**Entries provided**:
= = = = =

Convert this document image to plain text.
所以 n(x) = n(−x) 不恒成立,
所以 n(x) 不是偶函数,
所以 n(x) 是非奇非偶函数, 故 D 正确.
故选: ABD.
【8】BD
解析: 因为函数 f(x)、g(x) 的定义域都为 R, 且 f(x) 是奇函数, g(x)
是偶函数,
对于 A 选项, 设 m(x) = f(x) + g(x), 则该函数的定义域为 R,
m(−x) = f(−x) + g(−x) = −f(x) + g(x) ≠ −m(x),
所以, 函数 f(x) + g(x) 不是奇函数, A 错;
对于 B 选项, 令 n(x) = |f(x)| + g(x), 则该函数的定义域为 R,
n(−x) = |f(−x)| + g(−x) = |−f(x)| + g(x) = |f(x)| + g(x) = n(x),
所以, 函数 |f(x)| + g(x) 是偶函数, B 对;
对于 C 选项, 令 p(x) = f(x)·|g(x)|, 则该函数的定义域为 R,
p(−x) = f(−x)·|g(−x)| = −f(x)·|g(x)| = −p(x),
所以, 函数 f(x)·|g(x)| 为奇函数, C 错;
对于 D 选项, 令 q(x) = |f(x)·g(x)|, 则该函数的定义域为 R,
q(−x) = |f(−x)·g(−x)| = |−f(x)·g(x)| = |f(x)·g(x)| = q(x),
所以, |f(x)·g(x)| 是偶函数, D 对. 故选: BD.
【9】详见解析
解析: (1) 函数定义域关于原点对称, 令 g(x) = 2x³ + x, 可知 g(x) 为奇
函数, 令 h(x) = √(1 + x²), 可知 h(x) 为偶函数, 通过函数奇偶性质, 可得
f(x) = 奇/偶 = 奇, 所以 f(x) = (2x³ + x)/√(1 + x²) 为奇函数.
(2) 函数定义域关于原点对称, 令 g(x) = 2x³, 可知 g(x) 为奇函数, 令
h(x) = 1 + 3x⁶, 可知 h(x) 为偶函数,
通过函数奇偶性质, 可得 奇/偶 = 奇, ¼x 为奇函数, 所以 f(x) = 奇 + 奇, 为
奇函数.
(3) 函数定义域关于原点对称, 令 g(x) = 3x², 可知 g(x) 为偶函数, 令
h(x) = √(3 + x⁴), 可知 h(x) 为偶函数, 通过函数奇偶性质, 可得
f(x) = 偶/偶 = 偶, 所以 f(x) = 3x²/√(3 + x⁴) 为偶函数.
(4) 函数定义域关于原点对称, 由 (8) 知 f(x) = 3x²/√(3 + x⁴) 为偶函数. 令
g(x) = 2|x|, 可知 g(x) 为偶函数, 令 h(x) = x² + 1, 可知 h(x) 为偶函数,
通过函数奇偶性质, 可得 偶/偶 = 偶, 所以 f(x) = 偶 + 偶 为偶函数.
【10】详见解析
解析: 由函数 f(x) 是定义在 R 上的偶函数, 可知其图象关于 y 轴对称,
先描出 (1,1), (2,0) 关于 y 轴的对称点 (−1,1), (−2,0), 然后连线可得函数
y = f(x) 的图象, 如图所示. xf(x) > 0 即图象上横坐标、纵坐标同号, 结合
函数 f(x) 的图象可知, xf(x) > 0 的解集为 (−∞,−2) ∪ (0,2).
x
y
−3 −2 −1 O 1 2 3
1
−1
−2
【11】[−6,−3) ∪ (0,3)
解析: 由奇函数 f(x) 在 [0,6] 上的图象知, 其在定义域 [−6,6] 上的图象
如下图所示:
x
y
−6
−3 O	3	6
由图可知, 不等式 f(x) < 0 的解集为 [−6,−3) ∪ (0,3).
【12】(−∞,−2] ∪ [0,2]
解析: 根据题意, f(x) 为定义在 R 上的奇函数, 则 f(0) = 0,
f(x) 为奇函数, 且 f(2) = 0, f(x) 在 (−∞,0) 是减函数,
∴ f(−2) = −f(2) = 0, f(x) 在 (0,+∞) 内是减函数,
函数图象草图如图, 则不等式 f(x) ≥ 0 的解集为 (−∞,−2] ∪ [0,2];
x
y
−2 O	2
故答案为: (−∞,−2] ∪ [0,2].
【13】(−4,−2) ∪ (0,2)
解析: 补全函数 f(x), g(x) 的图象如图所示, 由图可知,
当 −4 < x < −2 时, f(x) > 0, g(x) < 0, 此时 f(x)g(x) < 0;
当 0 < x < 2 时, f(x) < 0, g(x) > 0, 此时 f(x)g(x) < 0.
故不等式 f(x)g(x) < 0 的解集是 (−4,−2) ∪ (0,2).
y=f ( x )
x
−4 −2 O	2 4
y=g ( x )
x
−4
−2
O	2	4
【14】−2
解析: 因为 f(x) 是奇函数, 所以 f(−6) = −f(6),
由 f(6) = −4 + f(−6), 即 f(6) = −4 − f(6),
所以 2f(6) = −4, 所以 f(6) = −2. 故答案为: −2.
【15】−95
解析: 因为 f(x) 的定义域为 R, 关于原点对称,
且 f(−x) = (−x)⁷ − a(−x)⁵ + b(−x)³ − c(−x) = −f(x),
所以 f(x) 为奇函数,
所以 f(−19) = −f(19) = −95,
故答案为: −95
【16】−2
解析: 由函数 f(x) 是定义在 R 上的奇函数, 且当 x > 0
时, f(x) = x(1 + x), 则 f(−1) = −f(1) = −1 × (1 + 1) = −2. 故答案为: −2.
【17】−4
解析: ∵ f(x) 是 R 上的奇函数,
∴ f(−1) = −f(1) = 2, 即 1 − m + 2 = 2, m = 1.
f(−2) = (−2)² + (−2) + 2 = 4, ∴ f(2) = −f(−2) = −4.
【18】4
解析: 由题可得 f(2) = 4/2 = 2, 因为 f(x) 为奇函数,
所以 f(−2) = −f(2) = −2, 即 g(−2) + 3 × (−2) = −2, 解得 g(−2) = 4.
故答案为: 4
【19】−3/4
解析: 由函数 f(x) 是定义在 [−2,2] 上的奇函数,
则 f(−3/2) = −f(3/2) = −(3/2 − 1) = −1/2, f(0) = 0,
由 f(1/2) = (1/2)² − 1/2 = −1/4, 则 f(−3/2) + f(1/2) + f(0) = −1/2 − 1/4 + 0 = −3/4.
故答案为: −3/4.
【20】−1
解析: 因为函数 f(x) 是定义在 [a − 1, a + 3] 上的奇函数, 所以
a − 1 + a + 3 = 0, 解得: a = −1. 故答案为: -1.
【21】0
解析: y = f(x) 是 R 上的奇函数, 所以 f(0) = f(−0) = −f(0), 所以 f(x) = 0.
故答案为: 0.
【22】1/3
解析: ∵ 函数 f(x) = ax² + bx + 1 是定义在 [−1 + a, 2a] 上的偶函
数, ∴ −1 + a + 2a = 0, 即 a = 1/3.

= = = = =

**What is being asked**: Write out the full listing, keeping every line exactly as it is.

**Reply**:
Convert this document image to plain text.
所以 n(x) = n(−x) 不恒成立,
所以 n(x) 不是偶函数,
所以 n(x) 是非奇非偶函数, 故 D 正确.
故选: ABD.
【8】BD
解析: 因为函数 f(x)、g(x) 的定义域都为 R, 且 f(x) 是奇函数, g(x)
是偶函数,
对于 A 选项, 设 m(x) = f(x) + g(x), 则该函数的定义域为 R,
m(−x) = f(−x) + g(−x) = −f(x) + g(x) ≠ −m(x),
所以, 函数 f(x) + g(x) 不是奇函数, A 错;
对于 B 选项, 令 n(x) = |f(x)| + g(x), 则该函数的定义域为 R,
n(−x) = |f(−x)| + g(−x) = |−f(x)| + g(x) = |f(x)| + g(x) = n(x),
所以, 函数 |f(x)| + g(x) 是偶函数, B 对;
对于 C 选项, 令 p(x) = f(x)·|g(x)|, 则该函数的定义域为 R,
p(−x) = f(−x)·|g(−x)| = −f(x)·|g(x)| = −p(x),
所以, 函数 f(x)·|g(x)| 为奇函数, C 错;
对于 D 选项, 令 q(x) = |f(x)·g(x)|, 则该函数的定义域为 R,
q(−x) = |f(−x)·g(−x)| = |−f(x)·g(x)| = |f(x)·g(x)| = q(x),
所以, |f(x)·g(x)| 是偶函数, D 对. 故选: BD.
【9】详见解析
解析: (1) 函数定义域关于原点对称, 令 g(x) = 2x³ + x, 可知 g(x) 为奇
函数, 令 h(x) = √(1 + x²), 可知 h(x) 为偶函数, 通过函数奇偶性质, 可得
f(x) = 奇/偶 = 奇, 所以 f(x) = (2x³ + x)/√(1 + x²) 为奇函数.
(2) 函数定义域关于原点对称, 令 g(x) = 2x³, 可知 g(x) 为奇函数, 令
h(x) = 1 + 3x⁶, 可知 h(x) 为偶函数,
通过函数奇偶性质, 可得 奇/偶 = 奇, ¼x 为奇函数, 所以 f(x) = 奇 + 奇, 为
奇函数.
(3) 函数定义域关于原点对称, 令 g(x) = 3x², 可知 g(x) 为偶函数, 令
h(x) = √(3 + x⁴), 可知 h(x) 为偶函数, 通过函数奇偶性质, 可得
f(x) = 偶/偶 = 偶, 所以 f(x) = 3x²/√(3 + x⁴) 为偶函数.
(4) 函数定义域关于原点对称, 由 (8) 知 f(x) = 3x²/√(3 + x⁴) 为偶函数. 令
g(x) = 2|x|, 可知 g(x) 为偶函数, 令 h(x) = x² + 1, 可知 h(x) 为偶函数,
通过函数奇偶性质, 可得 偶/偶 = 偶, 所以 f(x) = 偶 + 偶 为偶函数.
【10】详见解析
解析: 由函数 f(x) 是定义在 R 上的偶函数, 可知其图象关于 y 轴对称,
先描出 (1,1), (2,0) 关于 y 轴的对称点 (−1,1), (−2,0), 然后连线可得函数
y = f(x) 的图象, 如图所示. xf(x) > 0 即图象上横坐标、纵坐标同号, 结合
函数 f(x) 的图象可知, xf(x) > 0 的解集为 (−∞,−2) ∪ (0,2).
x
y
−3 −2 −1 O 1 2 3
1
−1
−2
【11】[−6,−3) ∪ (0,3)
解析: 由奇函数 f(x) 在 [0,6] 上的图象知, 其在定义域 [−6,6] 上的图象
如下图所示:
x
y
−6
−3 O	3	6
由图可知, 不等式 f(x) < 0 的解集为 [−6,−3) ∪ (0,3).
【12】(−∞,−2] ∪ [0,2]
解析: 根据题意, f(x) 为定义在 R 上的奇函数, 则 f(0) = 0,
f(x) 为奇函数, 且 f(2) = 0, f(x) 在 (−∞,0) 是减函数,
∴ f(−2) = −f(2) = 0, f(x) 在 (0,+∞) 内是减函数,
函数图象草图如图, 则不等式 f(x) ≥ 0 的解集为 (−∞,−2] ∪ [0,2];
x
y
−2 O	2
故答案为: (−∞,−2] ∪ [0,2].
【13】(−4,−2) ∪ (0,2)
解析: 补全函数 f(x), g(x) 的图象如图所示, 由图可知,
当 −4 < x < −2 时, f(x) > 0, g(x) < 0, 此时 f(x)g(x) < 0;
当 0 < x < 2 时, f(x) < 0, g(x) > 0, 此时 f(x)g(x) < 0.
故不等式 f(x)g(x) < 0 的解集是 (−4,−2) ∪ (0,2).
y=f ( x )
x
−4 −2 O	2 4
y=g ( x )
x
−4
−2
O	2	4
【14】−2
解析: 因为 f(x) 是奇函数, 所以 f(−6) = −f(6),
由 f(6) = −4 + f(−6), 即 f(6) = −4 − f(6),
所以 2f(6) = −4, 所以 f(6) = −2. 故答案为: −2.
【15】−95
解析: 因为 f(x) 的定义域为 R, 关于原点对称,
且 f(−x) = (−x)⁷ − a(−x)⁵ + b(−x)³ − c(−x) = −f(x),
所以 f(x) 为奇函数,
所以 f(−19) = −f(19) = −95,
故答案为: −95
【16】−2
解析: 由函数 f(x) 是定义在 R 上的奇函数, 且当 x > 0
时, f(x) = x(1 + x), 则 f(−1) = −f(1) = −1 × (1 + 1) = −2. 故答案为: −2.
【17】−4
解析: ∵ f(x) 是 R 上的奇函数,
∴ f(−1) = −f(1) = 2, 即 1 − m + 2 = 2, m = 1.
f(−2) = (−2)² + (−2) + 2 = 4, ∴ f(2) = −f(−2) = −4.
【18】4
解析: 由题可得 f(2) = 4/2 = 2, 因为 f(x) 为奇函数,
所以 f(−2) = −f(2) = −2, 即 g(−2) + 3 × (−2) = −2, 解得 g(−2) = 4.
故答案为: 4
【19】−3/4
解析: 由函数 f(x) 是定义在 [−2,2] 上的奇函数,
则 f(−3/2) = −f(3/2) = −(3/2 − 1) = −1/2, f(0) = 0,
由 f(1/2) = (1/2)² − 1/2 = −1/4, 则 f(−3/2) + f(1/2) + f(0) = −1/2 − 1/4 + 0 = −3/4.
故答案为: −3/4.
【20】−1
解析: 因为函数 f(x) 是定义在 [a − 1, a + 3] 上的奇函数, 所以
a − 1 + a + 3 = 0, 解得: a = −1. 故答案为: -1.
【21】0
解析: y = f(x) 是 R 上的奇函数, 所以 f(0) = f(−0) = −f(0), 所以 f(x) = 0.
故答案为: 0.
【22】1/3
解析: ∵ 函数 f(x) = ax² + bx + 1 是定义在 [−1 + a, 2a] 上的偶函
数, ∴ −1 + a + 2a = 0, 即 a = 1/3.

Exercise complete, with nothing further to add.